- Testo scelto -
-----
I paesi di Cuccagna.
( Cartoline a Ponzone )

Non ricordo se, fra i tanti temi, Ando Gilardi abbia trattato, in un numero di “Fhototeca”, quello del Paese di Cuccagna, ma credo proprio di sì. Il saggio di Giuseppe Cocchiara, Il Paese di Cuccagna ( Boringhieri 1980 ), che conoscevo ma non avevo mai letto, l’ho trovato, qualche estate fa, nella fornitissima e selezionatissima biblioteca del bed & breakfast Casa Visnenza, gestito da Marzia e Massimo a Cemmo, un paesino attaccato a Capo di Ponte, in Valcamonica, la valle dei graffiti camuni. Ne ho già scritto perché è lì che, osservando una scansione di una buona fotoincisione di La Madonna di Melun, ho scoperto un segreto che Jean Fouquet aveva nascosto più di cinque secoli prima.
Il Paese di Cuccagna è la versione “povera”, o meglio materialista, del più antico mito del Paradiso, di cui l’Eden ebraico è una declinazione: la proiezione di un desiderio, acuito da una fame secolare che finalmente trova una smodata eccessiva soddisfazione in un paese fantastico, dove cibi e bevande sono in abbondanza a portata di mano, senza bisogno di lavorare: il lavoro, anzi, è vietato, e punito chi ha voglia di lavorare.
Il benessere diffuso nelle società occidentali, dove l’eccessiva disponibilità di quanto era sognato dalle classi inferiori nei secoli precedenti ha generato problemi un tempo sconosciuti, ha sminuito il fascino e la ragione d’essere di quella vecchia fantasia che nei paesi ricchi si è di fatto realizzata, ma nei paesi occidentali un altro un tempo fantastico Paese di Cuccagna è diventato una realtà, che ha saputo soddisfare un’altra antica fame, meno “materiale”: quella delle immagini.
Anni fa, Ando Gilardi, sempre attento al consumo sociale iconico, osservava che, nel Medioevo, un uomo, nell’arco della sua vita, vedeva sì e no qualche decina di immagini, che perlopiù visualizzavano il potere religioso e politico. Nell’Età Moderna, le immagini saranno un lusso, pochi potranno acquistare un quadro, un libro illustrato, tanti dovranno accontentarsi di qualche immagine stampata, spesso malamente colorata a mano. La litografia faciliterà la produzione di immagini, migliorando la qualità e l’informazione, ma non di molto la diffusione.
-----
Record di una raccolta
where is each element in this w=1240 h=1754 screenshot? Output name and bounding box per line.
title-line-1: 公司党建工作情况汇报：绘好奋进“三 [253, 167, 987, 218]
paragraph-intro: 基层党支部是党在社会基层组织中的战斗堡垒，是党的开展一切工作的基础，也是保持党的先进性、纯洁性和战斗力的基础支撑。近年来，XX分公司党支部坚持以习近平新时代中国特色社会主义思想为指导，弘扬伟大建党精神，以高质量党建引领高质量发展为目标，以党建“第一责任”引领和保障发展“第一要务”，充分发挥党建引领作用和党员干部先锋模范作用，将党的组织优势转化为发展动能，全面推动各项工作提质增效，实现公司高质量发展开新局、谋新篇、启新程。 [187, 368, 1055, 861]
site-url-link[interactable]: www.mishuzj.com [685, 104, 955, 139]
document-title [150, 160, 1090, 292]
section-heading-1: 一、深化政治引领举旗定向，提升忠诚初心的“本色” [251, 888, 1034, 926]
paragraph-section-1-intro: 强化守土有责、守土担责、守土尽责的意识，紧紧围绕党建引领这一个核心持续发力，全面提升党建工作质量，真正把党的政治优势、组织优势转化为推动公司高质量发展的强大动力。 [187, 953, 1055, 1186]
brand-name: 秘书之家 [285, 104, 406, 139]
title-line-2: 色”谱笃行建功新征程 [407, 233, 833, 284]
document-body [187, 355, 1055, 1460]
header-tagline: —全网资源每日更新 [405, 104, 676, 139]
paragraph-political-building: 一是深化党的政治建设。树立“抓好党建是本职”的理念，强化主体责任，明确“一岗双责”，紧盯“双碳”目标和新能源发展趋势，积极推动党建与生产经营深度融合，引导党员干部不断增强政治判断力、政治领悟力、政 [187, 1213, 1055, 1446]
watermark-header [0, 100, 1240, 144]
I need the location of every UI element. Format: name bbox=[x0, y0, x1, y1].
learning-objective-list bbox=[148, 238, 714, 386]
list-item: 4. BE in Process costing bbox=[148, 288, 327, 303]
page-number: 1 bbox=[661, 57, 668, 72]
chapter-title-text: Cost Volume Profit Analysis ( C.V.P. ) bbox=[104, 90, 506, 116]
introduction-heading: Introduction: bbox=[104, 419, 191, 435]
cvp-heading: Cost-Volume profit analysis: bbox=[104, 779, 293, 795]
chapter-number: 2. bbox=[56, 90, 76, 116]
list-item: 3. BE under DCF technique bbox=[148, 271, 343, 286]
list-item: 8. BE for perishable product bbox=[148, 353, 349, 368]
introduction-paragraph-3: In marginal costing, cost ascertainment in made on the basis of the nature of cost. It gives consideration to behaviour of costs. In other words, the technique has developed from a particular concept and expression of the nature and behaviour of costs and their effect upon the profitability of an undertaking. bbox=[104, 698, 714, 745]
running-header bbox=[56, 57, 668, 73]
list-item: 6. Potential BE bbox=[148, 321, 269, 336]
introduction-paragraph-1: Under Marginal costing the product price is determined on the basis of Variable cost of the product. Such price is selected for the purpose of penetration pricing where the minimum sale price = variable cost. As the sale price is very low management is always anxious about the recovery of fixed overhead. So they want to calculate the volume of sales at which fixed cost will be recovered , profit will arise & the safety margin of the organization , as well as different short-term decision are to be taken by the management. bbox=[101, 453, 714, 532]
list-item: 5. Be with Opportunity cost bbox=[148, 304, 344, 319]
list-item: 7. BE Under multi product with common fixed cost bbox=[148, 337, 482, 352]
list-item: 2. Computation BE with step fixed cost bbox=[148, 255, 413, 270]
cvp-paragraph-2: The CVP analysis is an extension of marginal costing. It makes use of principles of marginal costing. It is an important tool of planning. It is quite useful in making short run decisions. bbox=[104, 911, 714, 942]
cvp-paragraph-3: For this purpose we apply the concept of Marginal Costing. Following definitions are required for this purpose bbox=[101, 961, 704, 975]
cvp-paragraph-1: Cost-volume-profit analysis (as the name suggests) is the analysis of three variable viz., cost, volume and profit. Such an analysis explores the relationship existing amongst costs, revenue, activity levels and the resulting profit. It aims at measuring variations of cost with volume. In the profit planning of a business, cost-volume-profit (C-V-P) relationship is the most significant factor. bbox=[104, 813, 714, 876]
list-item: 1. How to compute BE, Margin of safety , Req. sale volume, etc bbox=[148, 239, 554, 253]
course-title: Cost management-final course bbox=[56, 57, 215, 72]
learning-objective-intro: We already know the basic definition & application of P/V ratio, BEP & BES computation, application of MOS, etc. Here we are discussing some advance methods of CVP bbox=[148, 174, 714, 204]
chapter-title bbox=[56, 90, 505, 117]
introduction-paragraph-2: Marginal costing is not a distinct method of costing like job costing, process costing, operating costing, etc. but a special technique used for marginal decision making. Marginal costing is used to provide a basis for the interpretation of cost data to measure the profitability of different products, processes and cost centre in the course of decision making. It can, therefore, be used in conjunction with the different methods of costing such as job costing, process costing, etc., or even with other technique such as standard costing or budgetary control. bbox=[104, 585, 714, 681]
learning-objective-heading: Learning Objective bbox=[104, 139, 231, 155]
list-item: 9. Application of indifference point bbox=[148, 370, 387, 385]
-----
- Compito 1 -
Secondo il testo sul Paese di Cuccagna, quante immagini vedeva nell'arco della sua vita un uomo del Medioevo?
- Compito 2 -
Prosegui il testo sul Paese di Cuccagna a partire dall'ultima frase riportata.

- Risposta 1 -
Sì e no qualche decina, che perlopiù visualizzavano il potere religioso e politico.

- Risposta 2 -
La scoperta della fotografia – ma soprattutto della fotoincisione, del cinematografo, della televisione, della digitalizzazione delle immagini diffuse in internet – in breve, l’immagine totalmente automatica ha realizzato un Paese di Cuccagna iconico dove, come il soldato il contadino e il chierico stesi a terra gonfi di cibo e bevande dipinti da Pieter Bruegel il Vecchio, siamo continuamente esposti a una scorpacciata di immagini, che ci stimolano a consumare o sognare quanto da loro visualizzato, a evadere da una realtà insoddisfacente, o, come è piuttosto evidente per quelle della fertilità, a consumare soprattutto sé stesse.
Nel fantastico Paese di Cuccagna, che conoscerà soprattutto a partire dal Cinquecento una fioritura poetica e una notevole diffusione di stampe popolari, l’assenza della vecchiaia e della morte, come la presenza di belle donne disponibili e del libero amore, sono elementi marginali. Nella civiltà occidentale, dove l’eccessiva disponibilità di cibo non è più un sogno, il sogno della disponibilità sessuale, che tale è rimasto, è stato solo fantasticamente soddisfatto da una smisurata disponibilità iconica.
Nell’immagine:
Pieter Bruegel il Vecchio, Il Paese di Cuccagna ( Luilekkerland ), 1567 circa.
Monaco di Baviera,  Alte Pinakothek  ( da www.wikipedia.org )

Quelli che combattono, quelli che lavorano, quelli che pregano: il pittore ha dipinto, nel suo Paese di Cuccagna, la società del suo tempo.